**TASK INPUTS**
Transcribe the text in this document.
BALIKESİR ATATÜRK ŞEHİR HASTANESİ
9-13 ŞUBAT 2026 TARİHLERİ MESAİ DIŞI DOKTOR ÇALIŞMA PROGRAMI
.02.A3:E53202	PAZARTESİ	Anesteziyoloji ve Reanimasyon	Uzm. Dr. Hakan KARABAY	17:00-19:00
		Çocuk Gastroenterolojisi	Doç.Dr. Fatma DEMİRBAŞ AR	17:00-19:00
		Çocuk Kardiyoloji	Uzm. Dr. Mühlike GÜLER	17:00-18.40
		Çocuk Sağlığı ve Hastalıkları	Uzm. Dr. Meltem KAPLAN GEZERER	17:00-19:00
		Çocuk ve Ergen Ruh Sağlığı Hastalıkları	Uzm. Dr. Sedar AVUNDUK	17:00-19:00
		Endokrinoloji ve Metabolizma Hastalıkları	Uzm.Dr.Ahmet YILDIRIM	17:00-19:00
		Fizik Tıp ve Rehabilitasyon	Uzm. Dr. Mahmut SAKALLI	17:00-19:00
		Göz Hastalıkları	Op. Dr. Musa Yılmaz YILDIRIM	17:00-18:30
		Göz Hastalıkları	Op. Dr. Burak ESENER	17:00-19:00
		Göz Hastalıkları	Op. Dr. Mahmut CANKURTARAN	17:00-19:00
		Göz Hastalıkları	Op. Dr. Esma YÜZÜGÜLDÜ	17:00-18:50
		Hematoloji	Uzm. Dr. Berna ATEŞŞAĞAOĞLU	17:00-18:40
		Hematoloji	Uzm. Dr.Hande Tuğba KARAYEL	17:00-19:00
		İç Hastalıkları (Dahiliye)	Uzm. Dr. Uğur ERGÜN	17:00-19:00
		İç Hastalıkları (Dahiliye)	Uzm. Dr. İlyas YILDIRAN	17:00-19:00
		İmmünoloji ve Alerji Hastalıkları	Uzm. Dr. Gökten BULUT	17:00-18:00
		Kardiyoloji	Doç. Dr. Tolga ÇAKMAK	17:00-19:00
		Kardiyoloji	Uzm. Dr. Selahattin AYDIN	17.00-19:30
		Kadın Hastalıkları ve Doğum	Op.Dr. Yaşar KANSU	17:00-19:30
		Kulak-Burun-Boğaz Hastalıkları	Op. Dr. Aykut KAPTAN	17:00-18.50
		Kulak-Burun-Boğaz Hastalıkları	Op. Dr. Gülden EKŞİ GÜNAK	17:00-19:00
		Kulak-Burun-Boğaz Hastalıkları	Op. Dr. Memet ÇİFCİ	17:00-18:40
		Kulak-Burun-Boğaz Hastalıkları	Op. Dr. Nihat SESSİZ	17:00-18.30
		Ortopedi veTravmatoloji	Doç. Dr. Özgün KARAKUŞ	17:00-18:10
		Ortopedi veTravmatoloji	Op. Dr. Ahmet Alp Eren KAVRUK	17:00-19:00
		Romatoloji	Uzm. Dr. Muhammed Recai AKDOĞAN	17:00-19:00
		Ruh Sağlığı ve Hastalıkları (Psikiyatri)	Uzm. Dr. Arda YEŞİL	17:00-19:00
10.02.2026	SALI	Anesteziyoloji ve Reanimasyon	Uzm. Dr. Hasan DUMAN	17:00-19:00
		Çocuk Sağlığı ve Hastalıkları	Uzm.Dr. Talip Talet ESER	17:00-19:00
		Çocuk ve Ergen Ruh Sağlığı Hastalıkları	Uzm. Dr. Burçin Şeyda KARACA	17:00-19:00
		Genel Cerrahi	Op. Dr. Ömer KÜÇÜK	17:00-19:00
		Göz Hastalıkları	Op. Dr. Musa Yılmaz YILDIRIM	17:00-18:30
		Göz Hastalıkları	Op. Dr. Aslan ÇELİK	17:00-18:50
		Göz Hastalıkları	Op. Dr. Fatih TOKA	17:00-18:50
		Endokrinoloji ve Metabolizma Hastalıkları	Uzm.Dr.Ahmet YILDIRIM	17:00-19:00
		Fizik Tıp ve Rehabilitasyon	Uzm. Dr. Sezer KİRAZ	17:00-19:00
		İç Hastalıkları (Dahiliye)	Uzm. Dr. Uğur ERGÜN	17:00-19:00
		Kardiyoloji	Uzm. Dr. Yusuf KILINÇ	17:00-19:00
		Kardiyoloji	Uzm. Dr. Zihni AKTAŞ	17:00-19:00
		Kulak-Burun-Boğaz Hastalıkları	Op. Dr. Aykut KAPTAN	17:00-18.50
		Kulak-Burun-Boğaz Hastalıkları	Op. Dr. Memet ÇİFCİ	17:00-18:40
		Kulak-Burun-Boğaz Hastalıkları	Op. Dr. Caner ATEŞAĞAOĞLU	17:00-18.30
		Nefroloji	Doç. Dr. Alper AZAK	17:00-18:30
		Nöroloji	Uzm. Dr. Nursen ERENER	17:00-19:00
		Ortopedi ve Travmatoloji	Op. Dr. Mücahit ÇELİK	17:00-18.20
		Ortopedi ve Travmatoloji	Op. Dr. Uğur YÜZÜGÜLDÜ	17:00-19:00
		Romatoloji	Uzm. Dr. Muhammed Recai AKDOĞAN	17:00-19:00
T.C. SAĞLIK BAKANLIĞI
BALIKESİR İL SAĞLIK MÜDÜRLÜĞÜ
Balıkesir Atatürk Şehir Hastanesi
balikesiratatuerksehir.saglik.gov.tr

**GIVEN TASK**
From the records above, extract every entry verbatim.

**WORKED SOLUTION**
Transcribe the text in this document.
BALIKESİR ATATÜRK ŞEHİR HASTANESİ
9-13 ŞUBAT 2026 TARİHLERİ MESAİ DIŞI DOKTOR ÇALIŞMA PROGRAMI
.02.A3:E53202	PAZARTESİ	Anesteziyoloji ve Reanimasyon	Uzm. Dr. Hakan KARABAY	17:00-19:00
		Çocuk Gastroenterolojisi	Doç.Dr. Fatma DEMİRBAŞ AR	17:00-19:00
		Çocuk Kardiyoloji	Uzm. Dr. Mühlike GÜLER	17:00-18.40
		Çocuk Sağlığı ve Hastalıkları	Uzm. Dr. Meltem KAPLAN GEZERER	17:00-19:00
		Çocuk ve Ergen Ruh Sağlığı Hastalıkları	Uzm. Dr. Sedar AVUNDUK	17:00-19:00
		Endokrinoloji ve Metabolizma Hastalıkları	Uzm.Dr.Ahmet YILDIRIM	17:00-19:00
		Fizik Tıp ve Rehabilitasyon	Uzm. Dr. Mahmut SAKALLI	17:00-19:00
		Göz Hastalıkları	Op. Dr. Musa Yılmaz YILDIRIM	17:00-18:30
		Göz Hastalıkları	Op. Dr. Burak ESENER	17:00-19:00
		Göz Hastalıkları	Op. Dr. Mahmut CANKURTARAN	17:00-19:00
		Göz Hastalıkları	Op. Dr. Esma YÜZÜGÜLDÜ	17:00-18:50
		Hematoloji	Uzm. Dr. Berna ATEŞŞAĞAOĞLU	17:00-18:40
		Hematoloji	Uzm. Dr.Hande Tuğba KARAYEL	17:00-19:00
		İç Hastalıkları (Dahiliye)	Uzm. Dr. Uğur ERGÜN	17:00-19:00
		İç Hastalıkları (Dahiliye)	Uzm. Dr. İlyas YILDIRAN	17:00-19:00
		İmmünoloji ve Alerji Hastalıkları	Uzm. Dr. Gökten BULUT	17:00-18:00
		Kardiyoloji	Doç. Dr. Tolga ÇAKMAK	17:00-19:00
		Kardiyoloji	Uzm. Dr. Selahattin AYDIN	17.00-19:30
		Kadın Hastalıkları ve Doğum	Op.Dr. Yaşar KANSU	17:00-19:30
		Kulak-Burun-Boğaz Hastalıkları	Op. Dr. Aykut KAPTAN	17:00-18.50
		Kulak-Burun-Boğaz Hastalıkları	Op. Dr. Gülden EKŞİ GÜNAK	17:00-19:00
		Kulak-Burun-Boğaz Hastalıkları	Op. Dr. Memet ÇİFCİ	17:00-18:40
		Kulak-Burun-Boğaz Hastalıkları	Op. Dr. Nihat SESSİZ	17:00-18.30
		Ortopedi veTravmatoloji	Doç. Dr. Özgün KARAKUŞ	17:00-18:10
		Ortopedi veTravmatoloji	Op. Dr. Ahmet Alp Eren KAVRUK	17:00-19:00
		Romatoloji	Uzm. Dr. Muhammed Recai AKDOĞAN	17:00-19:00
		Ruh Sağlığı ve Hastalıkları (Psikiyatri)	Uzm. Dr. Arda YEŞİL	17:00-19:00
10.02.2026	SALI	Anesteziyoloji ve Reanimasyon	Uzm. Dr. Hasan DUMAN	17:00-19:00
		Çocuk Sağlığı ve Hastalıkları	Uzm.Dr. Talip Talet ESER	17:00-19:00
		Çocuk ve Ergen Ruh Sağlığı Hastalıkları	Uzm. Dr. Burçin Şeyda KARACA	17:00-19:00
		Genel Cerrahi	Op. Dr. Ömer KÜÇÜK	17:00-19:00
		Göz Hastalıkları	Op. Dr. Musa Yılmaz YILDIRIM	17:00-18:30
		Göz Hastalıkları	Op. Dr. Aslan ÇELİK	17:00-18:50
		Göz Hastalıkları	Op. Dr. Fatih TOKA	17:00-18:50
		Endokrinoloji ve Metabolizma Hastalıkları	Uzm.Dr.Ahmet YILDIRIM	17:00-19:00
		Fizik Tıp ve Rehabilitasyon	Uzm. Dr. Sezer KİRAZ	17:00-19:00
		İç Hastalıkları (Dahiliye)	Uzm. Dr. Uğur ERGÜN	17:00-19:00
		Kardiyoloji	Uzm. Dr. Yusuf KILINÇ	17:00-19:00
		Kardiyoloji	Uzm. Dr. Zihni AKTAŞ	17:00-19:00
		Kulak-Burun-Boğaz Hastalıkları	Op. Dr. Aykut KAPTAN	17:00-18.50
		Kulak-Burun-Boğaz Hastalıkları	Op. Dr. Memet ÇİFCİ	17:00-18:40
		Kulak-Burun-Boğaz Hastalıkları	Op. Dr. Caner ATEŞAĞAOĞLU	17:00-18.30
		Nefroloji	Doç. Dr. Alper AZAK	17:00-18:30
		Nöroloji	Uzm. Dr. Nursen ERENER	17:00-19:00
		Ortopedi ve Travmatoloji	Op. Dr. Mücahit ÇELİK	17:00-18.20
		Ortopedi ve Travmatoloji	Op. Dr. Uğur YÜZÜGÜLDÜ	17:00-19:00
		Romatoloji	Uzm. Dr. Muhammed Recai AKDOĞAN	17:00-19:00
T.C. SAĞLIK BAKANLIĞI
BALIKESİR İL SAĞLIK MÜDÜRLÜĞÜ
Balıkesir Atatürk Şehir Hastanesi
balikesiratatuerksehir.saglik.gov.tr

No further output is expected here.